----- MATERIAL PROVIDED -----
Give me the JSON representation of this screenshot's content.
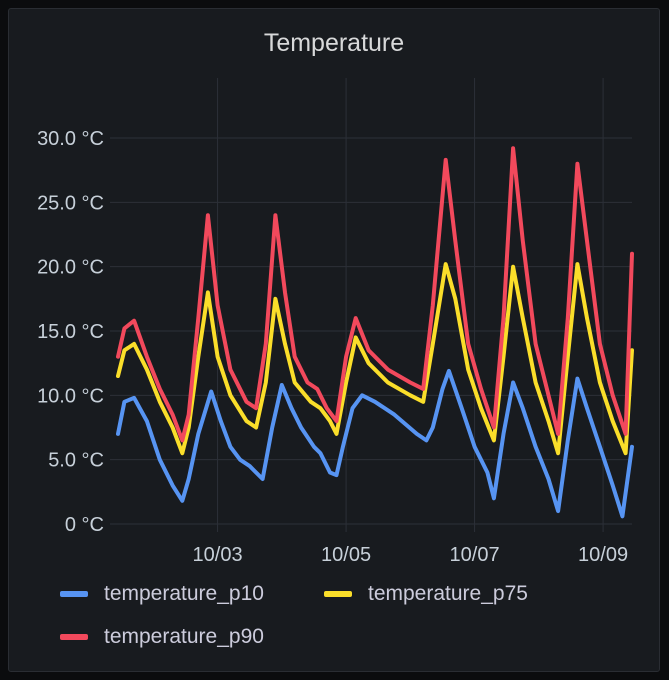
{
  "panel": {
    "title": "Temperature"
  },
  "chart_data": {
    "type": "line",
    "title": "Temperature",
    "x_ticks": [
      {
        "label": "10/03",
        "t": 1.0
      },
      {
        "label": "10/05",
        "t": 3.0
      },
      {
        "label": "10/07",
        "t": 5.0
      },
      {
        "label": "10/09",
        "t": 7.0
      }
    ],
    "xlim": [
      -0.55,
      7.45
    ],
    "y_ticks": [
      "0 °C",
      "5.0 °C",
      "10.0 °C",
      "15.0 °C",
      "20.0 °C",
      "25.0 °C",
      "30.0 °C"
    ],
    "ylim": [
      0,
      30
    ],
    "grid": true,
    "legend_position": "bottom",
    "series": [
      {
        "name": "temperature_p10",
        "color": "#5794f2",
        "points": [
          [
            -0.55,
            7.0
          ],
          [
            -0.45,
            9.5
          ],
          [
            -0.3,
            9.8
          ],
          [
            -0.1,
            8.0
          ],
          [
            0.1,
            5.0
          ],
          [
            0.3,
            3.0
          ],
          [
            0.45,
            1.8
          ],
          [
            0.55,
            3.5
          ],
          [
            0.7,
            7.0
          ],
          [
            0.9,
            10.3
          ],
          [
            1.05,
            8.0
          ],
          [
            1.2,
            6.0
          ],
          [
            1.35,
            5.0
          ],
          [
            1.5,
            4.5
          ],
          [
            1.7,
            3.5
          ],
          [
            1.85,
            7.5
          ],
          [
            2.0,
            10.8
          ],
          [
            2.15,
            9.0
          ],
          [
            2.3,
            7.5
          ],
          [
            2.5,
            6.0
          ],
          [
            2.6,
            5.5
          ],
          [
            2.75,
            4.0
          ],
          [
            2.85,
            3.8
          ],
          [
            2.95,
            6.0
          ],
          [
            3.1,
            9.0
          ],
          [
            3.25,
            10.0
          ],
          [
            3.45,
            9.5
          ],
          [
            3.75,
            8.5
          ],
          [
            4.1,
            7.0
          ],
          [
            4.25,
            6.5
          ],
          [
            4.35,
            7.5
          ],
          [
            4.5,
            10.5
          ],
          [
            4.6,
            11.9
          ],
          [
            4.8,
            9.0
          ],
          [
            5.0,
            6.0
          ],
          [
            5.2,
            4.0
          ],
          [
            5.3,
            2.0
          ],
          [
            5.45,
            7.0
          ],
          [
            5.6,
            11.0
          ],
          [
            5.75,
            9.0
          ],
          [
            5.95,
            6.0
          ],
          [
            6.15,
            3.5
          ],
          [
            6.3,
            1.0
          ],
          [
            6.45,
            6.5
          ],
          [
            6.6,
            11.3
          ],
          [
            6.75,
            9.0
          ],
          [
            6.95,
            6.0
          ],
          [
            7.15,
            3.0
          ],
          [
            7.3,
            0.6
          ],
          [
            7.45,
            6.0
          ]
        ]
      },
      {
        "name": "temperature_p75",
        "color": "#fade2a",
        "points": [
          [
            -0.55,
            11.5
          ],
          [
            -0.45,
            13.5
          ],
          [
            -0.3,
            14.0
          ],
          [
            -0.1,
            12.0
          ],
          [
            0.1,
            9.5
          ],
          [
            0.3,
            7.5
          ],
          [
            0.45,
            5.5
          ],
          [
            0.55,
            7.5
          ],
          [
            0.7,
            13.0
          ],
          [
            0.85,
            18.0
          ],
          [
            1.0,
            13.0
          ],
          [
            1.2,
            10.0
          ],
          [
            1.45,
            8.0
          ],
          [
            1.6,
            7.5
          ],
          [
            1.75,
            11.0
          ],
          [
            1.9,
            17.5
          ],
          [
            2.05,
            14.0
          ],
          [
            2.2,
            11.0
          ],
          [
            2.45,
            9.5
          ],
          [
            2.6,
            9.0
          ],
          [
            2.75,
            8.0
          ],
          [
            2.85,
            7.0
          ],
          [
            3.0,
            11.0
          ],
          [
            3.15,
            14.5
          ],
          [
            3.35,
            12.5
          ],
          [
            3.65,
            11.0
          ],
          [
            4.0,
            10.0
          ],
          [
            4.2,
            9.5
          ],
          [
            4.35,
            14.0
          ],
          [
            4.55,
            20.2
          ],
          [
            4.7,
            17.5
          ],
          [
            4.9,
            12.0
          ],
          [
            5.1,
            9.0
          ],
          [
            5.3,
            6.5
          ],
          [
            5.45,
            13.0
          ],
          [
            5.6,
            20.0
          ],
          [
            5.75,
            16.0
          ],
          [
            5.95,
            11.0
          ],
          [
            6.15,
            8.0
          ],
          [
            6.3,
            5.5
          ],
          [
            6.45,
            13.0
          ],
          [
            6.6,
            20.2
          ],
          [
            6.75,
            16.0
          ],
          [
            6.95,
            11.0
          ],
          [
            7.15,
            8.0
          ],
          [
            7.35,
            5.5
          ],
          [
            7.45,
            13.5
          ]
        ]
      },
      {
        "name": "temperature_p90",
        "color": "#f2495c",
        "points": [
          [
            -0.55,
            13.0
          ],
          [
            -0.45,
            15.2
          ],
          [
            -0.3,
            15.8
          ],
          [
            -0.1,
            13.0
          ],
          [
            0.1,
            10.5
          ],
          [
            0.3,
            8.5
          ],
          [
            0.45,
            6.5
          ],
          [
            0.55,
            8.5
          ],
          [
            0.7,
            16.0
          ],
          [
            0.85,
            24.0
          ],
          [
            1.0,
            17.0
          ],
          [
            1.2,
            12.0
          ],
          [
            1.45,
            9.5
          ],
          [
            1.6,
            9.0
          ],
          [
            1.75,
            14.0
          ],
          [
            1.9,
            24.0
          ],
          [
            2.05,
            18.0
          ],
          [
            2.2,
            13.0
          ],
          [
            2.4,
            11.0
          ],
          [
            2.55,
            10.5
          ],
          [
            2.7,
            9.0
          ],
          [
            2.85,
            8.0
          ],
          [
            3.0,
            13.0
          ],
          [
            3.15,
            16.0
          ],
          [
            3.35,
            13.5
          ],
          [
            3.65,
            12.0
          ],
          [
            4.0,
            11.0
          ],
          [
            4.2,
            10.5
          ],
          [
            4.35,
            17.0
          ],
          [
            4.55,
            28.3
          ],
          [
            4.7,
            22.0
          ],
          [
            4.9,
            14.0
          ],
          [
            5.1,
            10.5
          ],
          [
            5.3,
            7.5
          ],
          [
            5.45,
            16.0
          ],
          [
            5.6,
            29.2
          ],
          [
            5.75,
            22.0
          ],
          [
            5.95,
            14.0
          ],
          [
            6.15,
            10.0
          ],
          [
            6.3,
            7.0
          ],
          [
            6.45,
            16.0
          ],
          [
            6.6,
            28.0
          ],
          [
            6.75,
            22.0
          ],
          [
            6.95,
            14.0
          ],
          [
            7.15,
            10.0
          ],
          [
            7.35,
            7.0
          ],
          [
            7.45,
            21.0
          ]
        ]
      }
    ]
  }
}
-----
> **EXERCISE TASK**
Pull out every line of the records that includes the string "title".

> **RESPONSE TO THE EXERCISE**
    "title": "Temperature"
    "title": "Temperature",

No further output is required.